* **Text shown**:

The results of tests of adult patients admitted and treated from January 2017 to December 2019 at the tertiary IBD center in Rzeszow (southern Poland) were analyzed. The data for all hospitalized patients used for the analysis were taken from the hospital's electronic medical records. Patients with IBD were selected based on the international classification of Crohn's disease (CD) or ulcerative colitis (UC). Blood was drawn for culture when the patient had a temperature of 37 °C or higher. Bacteremia was diagnosed in the case of positive blood culture results with the presence of characteristic clinical symptoms. A minimum of 2 blood samples were collected from independent, anatomically separated puncture sites (right hand, left hand) immediately before starting empirical therapy. Blood collected from patients was placed in vials with media (room temperature) that allowed for aerobic or anaerobic culture and detection of microbial growth. Immediately after collection, the blood sample vials were transferred to the microbiology laboratory located within the hospital and incubated in a BACTEC apparatus (Becton Dickinson) for 7 days; incubation time was less if microbial growth was obtained prior to 7 days [5]. Positive samples were plated on Columbia Agar with 5% Sheep Blood and MacConkey Agar with Crystal Violet (from aerobic culture) or Columbia Agar with 5% Sheep Blood, MacConkey Agar with Crystal Violet and Schaedler Agar with 5% Sheep Blood (from anaerobic culture). Plates with Columbia Agar with 5% sheep blood and MacConkey Agar with crystal violet were incubated for 24 h at 37 °C. Plates with Schaedler Agar with 5% sheep blood were incubated for 48 h at 37 °C. Identification of the cultured microorganisms was carried out by mass spectroscopy (MALDI-TOF MS) using an automatic mass spectrometer VITEK MS (bioMérieux, France). The drug resistance profile of cultured and identified microorganisms was determined by the disc diffusion method, or means of a VITEK2 (bioMérieux, France) automatic system for identification and determination of susceptibility according to EUCAST (European Committee on Antimicrobial Susceptibility Testing) [6].

Page segmentation data:
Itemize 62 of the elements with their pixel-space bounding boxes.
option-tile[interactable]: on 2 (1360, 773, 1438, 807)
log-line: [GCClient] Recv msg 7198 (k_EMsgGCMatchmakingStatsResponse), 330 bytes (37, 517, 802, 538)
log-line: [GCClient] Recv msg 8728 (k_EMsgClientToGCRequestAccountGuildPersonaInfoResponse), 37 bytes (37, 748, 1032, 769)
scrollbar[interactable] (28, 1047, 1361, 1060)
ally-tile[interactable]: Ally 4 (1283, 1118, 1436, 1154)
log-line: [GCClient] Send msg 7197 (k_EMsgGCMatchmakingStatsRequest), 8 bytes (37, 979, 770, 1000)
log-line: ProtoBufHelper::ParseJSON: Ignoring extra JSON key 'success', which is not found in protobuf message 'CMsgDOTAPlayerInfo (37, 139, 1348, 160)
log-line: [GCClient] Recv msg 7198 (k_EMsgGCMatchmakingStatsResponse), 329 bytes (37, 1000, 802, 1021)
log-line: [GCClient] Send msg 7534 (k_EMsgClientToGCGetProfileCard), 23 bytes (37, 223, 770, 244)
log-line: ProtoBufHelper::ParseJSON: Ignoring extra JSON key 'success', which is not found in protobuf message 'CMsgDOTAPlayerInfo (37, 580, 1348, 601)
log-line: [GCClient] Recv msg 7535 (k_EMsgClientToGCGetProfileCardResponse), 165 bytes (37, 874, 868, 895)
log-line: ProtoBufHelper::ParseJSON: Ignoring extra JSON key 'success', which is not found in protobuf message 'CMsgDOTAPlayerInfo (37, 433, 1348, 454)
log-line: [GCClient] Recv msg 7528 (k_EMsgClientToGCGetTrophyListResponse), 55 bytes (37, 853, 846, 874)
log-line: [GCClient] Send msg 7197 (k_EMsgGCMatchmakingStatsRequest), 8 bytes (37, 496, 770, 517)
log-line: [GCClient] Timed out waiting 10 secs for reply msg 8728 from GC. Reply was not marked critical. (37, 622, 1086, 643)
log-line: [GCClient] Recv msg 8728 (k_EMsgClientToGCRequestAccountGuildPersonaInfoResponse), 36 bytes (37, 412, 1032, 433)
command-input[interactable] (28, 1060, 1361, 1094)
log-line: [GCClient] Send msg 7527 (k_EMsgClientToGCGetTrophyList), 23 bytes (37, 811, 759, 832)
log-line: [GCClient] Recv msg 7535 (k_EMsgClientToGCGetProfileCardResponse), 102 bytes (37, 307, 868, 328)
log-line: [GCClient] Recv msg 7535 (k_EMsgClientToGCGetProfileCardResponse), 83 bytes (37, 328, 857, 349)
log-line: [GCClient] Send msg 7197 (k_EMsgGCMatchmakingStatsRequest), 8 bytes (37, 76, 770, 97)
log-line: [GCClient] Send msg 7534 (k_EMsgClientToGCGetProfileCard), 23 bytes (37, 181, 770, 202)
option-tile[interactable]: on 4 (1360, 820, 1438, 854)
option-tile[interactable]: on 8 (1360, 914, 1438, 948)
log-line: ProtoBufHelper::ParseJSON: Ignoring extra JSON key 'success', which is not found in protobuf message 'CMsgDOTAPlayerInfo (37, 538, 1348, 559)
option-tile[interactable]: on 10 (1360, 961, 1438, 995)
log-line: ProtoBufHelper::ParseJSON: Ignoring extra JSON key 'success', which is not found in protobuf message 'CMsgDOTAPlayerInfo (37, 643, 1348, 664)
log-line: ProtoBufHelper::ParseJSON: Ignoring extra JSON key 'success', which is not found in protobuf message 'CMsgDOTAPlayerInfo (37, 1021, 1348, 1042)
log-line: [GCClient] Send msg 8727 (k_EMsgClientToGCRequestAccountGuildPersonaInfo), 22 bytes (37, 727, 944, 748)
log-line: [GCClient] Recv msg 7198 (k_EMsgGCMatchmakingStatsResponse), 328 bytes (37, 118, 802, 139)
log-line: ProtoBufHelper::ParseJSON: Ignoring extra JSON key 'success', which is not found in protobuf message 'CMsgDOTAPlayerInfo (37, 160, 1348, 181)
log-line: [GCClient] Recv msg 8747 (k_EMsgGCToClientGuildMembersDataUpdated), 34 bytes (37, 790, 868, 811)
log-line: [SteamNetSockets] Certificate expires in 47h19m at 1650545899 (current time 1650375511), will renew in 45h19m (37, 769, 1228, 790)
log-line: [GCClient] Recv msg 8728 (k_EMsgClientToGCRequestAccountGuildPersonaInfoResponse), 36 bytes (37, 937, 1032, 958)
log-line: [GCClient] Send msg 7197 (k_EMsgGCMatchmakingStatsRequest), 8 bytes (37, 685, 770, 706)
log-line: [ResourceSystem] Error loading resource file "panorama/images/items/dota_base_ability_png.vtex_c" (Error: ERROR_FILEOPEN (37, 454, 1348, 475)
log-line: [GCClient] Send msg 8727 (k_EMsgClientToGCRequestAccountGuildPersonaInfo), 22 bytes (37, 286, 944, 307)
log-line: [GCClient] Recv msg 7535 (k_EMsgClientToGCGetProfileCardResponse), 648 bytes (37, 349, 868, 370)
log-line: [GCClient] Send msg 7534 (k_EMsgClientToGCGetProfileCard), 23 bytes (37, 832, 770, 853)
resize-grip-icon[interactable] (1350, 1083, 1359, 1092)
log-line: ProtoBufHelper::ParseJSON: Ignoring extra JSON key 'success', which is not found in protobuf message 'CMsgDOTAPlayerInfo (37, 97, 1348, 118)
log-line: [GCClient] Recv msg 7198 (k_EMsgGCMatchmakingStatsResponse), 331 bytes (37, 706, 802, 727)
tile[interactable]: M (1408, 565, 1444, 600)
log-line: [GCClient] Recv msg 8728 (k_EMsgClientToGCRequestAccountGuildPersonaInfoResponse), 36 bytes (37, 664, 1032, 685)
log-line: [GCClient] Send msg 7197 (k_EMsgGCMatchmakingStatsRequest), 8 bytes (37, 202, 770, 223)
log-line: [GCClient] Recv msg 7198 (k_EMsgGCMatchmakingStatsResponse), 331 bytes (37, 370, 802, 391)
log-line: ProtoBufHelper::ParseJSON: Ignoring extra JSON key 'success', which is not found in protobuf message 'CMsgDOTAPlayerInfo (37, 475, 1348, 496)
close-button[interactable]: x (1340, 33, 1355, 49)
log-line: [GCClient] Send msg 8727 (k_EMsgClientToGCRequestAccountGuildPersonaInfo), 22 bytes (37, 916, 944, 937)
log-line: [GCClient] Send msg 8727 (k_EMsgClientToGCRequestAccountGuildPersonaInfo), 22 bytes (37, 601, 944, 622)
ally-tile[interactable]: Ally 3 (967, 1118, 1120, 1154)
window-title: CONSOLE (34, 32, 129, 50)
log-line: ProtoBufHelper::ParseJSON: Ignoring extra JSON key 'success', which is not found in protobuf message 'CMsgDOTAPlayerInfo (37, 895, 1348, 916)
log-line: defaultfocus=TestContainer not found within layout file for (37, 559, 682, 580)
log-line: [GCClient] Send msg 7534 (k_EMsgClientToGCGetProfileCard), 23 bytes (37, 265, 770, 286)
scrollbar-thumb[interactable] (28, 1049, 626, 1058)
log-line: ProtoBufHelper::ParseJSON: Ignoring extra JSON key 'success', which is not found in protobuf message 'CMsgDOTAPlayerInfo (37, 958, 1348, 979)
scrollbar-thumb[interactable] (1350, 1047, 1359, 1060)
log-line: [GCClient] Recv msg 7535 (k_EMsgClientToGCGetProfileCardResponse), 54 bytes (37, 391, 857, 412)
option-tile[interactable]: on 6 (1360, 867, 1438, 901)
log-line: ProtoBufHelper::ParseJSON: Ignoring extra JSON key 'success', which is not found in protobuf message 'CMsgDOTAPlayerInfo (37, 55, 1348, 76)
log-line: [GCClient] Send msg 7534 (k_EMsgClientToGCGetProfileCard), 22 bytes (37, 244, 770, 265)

* **Work to complete**: Reproduce the full text on the bacteremia testing methods for IBD patients in Rzeszow, word for word.

* **Task solution**:
The results of tests of adult patients admitted and treated from January 2017 to December 2019 at the tertiary IBD center in Rzeszow (southern Poland) were analyzed. The data for all hospitalized patients used for the analysis were taken from the hospital's electronic medical records. Patients with IBD were selected based on the international classification of Crohn's disease (CD) or ulcerative colitis (UC). Blood was drawn for culture when the patient had a temperature of 37 °C or higher. Bacteremia was diagnosed in the case of positive blood culture results with the presence of characteristic clinical symptoms. A minimum of 2 blood samples were collected from independent, anatomically separated puncture sites (right hand, left hand) immediately before starting empirical therapy. Blood collected from patients was placed in vials with media (room temperature) that allowed for aerobic or anaerobic culture and detection of microbial growth. Immediately after collection, the blood sample vials were transferred to the microbiology laboratory located within the hospital and incubated in a BACTEC apparatus (Becton Dickinson) for 7 days; incubation time was less if microbial growth was obtained prior to 7 days [5]. Positive samples were plated on Columbia Agar with 5% Sheep Blood and MacConkey Agar with Crystal Violet (from aerobic culture) or Columbia Agar with 5% Sheep Blood, MacConkey Agar with Crystal Violet and Schaedler Agar with 5% Sheep Blood (from anaerobic culture). Plates with Columbia Agar with 5% sheep blood and MacConkey Agar with crystal violet were incubated for 24 h at 37 °C. Plates with Schaedler Agar with 5% sheep blood were incubated for 48 h at 37 °C. Identification of the cultured microorganisms was carried out by mass spectroscopy (MALDI-TOF MS) using an automatic mass spectrometer VITEK MS (bioMérieux, France). The drug resistance profile of cultured and identified microorganisms was determined by the disc diffusion method, or means of a VITEK2 (bioMérieux, France) automatic system for identification and determination of susceptibility according to EUCAST (European Committee on Antimicrobial Susceptibility Testing) [6].